## GIVEN DATA
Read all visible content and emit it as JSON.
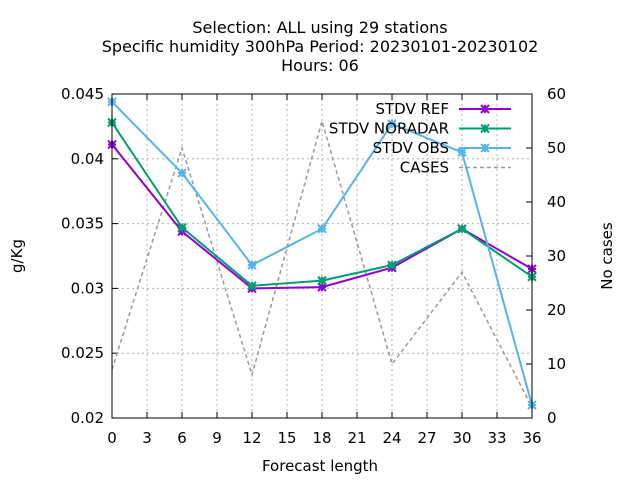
{
  "chart_data": {
    "type": "line",
    "title_lines": [
      "Selection: ALL using    29 stations",
      "Specific humidity 300hPa   Period: 20230101-20230102",
      "Hours:  06"
    ],
    "xlabel": "Forecast length",
    "ylabel": "g/Kg",
    "y2label": "No cases",
    "xlim": [
      0,
      36
    ],
    "ylim": [
      0.02,
      0.045
    ],
    "y2lim": [
      0,
      60
    ],
    "x_ticks": [
      0,
      3,
      6,
      9,
      12,
      15,
      18,
      21,
      24,
      27,
      30,
      33,
      36
    ],
    "y_ticks": [
      "0.02",
      "0.025",
      "0.03",
      "0.035",
      "0.04",
      "0.045"
    ],
    "y2_ticks": [
      0,
      10,
      20,
      30,
      40,
      50,
      60
    ],
    "grid": true,
    "legend_position": "top-right",
    "x": [
      0,
      6,
      12,
      18,
      24,
      30,
      36
    ],
    "series": [
      {
        "name": "STDV REF",
        "axis": "y",
        "color": "#9400d3",
        "marker": "x",
        "dashed": false,
        "values": [
          0.0411,
          0.0344,
          0.03,
          0.0301,
          0.0316,
          0.0346,
          0.0315
        ]
      },
      {
        "name": "STDV NORADAR",
        "axis": "y",
        "color": "#009e73",
        "marker": "x",
        "dashed": false,
        "values": [
          0.0428,
          0.0347,
          0.0302,
          0.0306,
          0.0318,
          0.0346,
          0.0309
        ]
      },
      {
        "name": "STDV OBS",
        "axis": "y",
        "color": "#56b4e9",
        "marker": "x",
        "dashed": false,
        "values": [
          0.0444,
          0.0389,
          0.0318,
          0.0346,
          0.0427,
          0.0405,
          0.021
        ]
      },
      {
        "name": "CASES",
        "axis": "y2",
        "color": "#999999",
        "marker": "none",
        "dashed": true,
        "values": [
          9,
          50,
          8,
          55,
          10,
          27,
          2
        ]
      }
    ]
  }
}
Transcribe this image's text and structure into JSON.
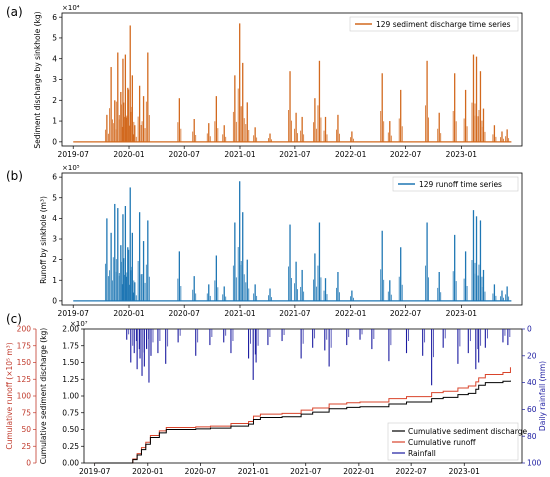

## AIM OF THE EXERCISE
Pictures don't belong in the copy. Transcribe every record exactly as it appears.

## RIGHT ANSWER
Read all visible content and emit it as JSON.
{
  "chart_data": {
    "type": "line",
    "title_lines": [
      "Selection: ALL using    29 stations",
      "Specific humidity 300hPa   Period: 20230101-20230102",
      "Hours:  06"
    ],
    "xlabel": "Forecast length",
    "ylabel": "g/Kg",
    "y2label": "No cases",
    "xlim": [
      0,
      36
    ],
    "ylim": [
      0.02,
      0.045
    ],
    "y2lim": [
      0,
      60
    ],
    "x_ticks": [
      0,
      3,
      6,
      9,
      12,
      15,
      18,
      21,
      24,
      27,
      30,
      33,
      36
    ],
    "y_ticks": [
      "0.02",
      "0.025",
      "0.03",
      "0.035",
      "0.04",
      "0.045"
    ],
    "y2_ticks": [
      0,
      10,
      20,
      30,
      40,
      50,
      60
    ],
    "grid": true,
    "legend_position": "top-right",
    "x": [
      0,
      6,
      12,
      18,
      24,
      30,
      36
    ],
    "series": [
      {
        "name": "STDV REF",
        "axis": "y",
        "color": "#9400d3",
        "marker": "x",
        "dashed": false,
        "values": [
          0.0411,
          0.0344,
          0.03,
          0.0301,
          0.0316,
          0.0346,
          0.0315
        ]
      },
      {
        "name": "STDV NORADAR",
        "axis": "y",
        "color": "#009e73",
        "marker": "x",
        "dashed": false,
        "values": [
          0.0428,
          0.0347,
          0.0302,
          0.0306,
          0.0318,
          0.0346,
          0.0309
        ]
      },
      {
        "name": "STDV OBS",
        "axis": "y",
        "color": "#56b4e9",
        "marker": "x",
        "dashed": false,
        "values": [
          0.0444,
          0.0389,
          0.0318,
          0.0346,
          0.0427,
          0.0405,
          0.021
        ]
      },
      {
        "name": "CASES",
        "axis": "y2",
        "color": "#999999",
        "marker": "none",
        "dashed": true,
        "values": [
          9,
          50,
          8,
          55,
          10,
          27,
          2
        ]
      }
    ]
  }
}
Transcribe this image's text and structure into JSON.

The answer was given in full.